Work to be completed
Output the data word for word, dropping every image.

Listed records
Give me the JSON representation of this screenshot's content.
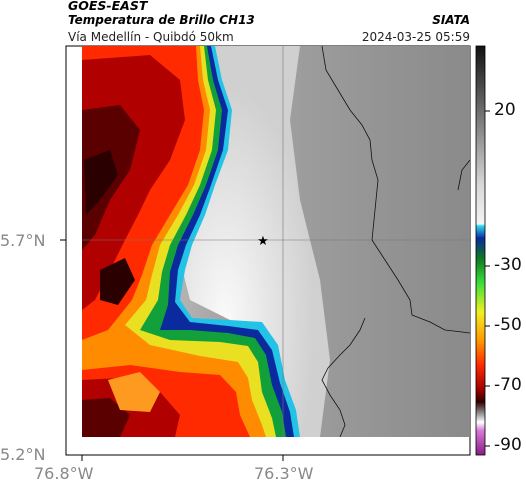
{
  "header": {
    "title": "GOES-EAST",
    "subtitle": "Temperatura de Brillo CH13",
    "source": "SIATA",
    "location": "Vía Medellín - Quibdó 50km",
    "datetime": "2024-03-25 05:59"
  },
  "axes": {
    "y_ticks": [
      "5.7°N",
      "5.2°N"
    ],
    "x_ticks": [
      "76.8°W",
      "76.3°W"
    ]
  },
  "colorbar": {
    "ticks": [
      "20",
      "-30",
      "-50",
      "-70",
      "-90"
    ]
  },
  "colors": {
    "cold_tops": "#8b0000",
    "warm_red": "#ff2a00",
    "boundary_blue": "#0a2a9e",
    "boundary_cyan": "#22c3e6",
    "surface_gray": "#8e8e8e",
    "land_white": "#f4f4f4"
  },
  "markers": [
    {
      "name": "station-marker",
      "symbol": "★"
    }
  ]
}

Exercise solution
Give me the JSON representation of this screenshot's content.
{
  "header": {
    "title": "GOES-EAST",
    "subtitle": "Temperatura de Brillo CH13",
    "source": "SIATA",
    "location": "Vía Medellín - Quibdó 50km",
    "datetime": "2024-03-25 05:59"
  },
  "axes": {
    "y_ticks": [
      "5.7°N",
      "5.2°N"
    ],
    "x_ticks": [
      "76.8°W",
      "76.3°W"
    ]
  },
  "colorbar": {
    "ticks": [
      "20",
      "-30",
      "-50",
      "-70",
      "-90"
    ]
  },
  "colors": {
    "cold_tops": "#8b0000",
    "warm_red": "#ff2a00",
    "boundary_blue": "#0a2a9e",
    "boundary_cyan": "#22c3e6",
    "surface_gray": "#8e8e8e",
    "land_white": "#f4f4f4"
  },
  "markers": [
    {
      "name": "station-marker",
      "symbol": "★"
    }
  ]
}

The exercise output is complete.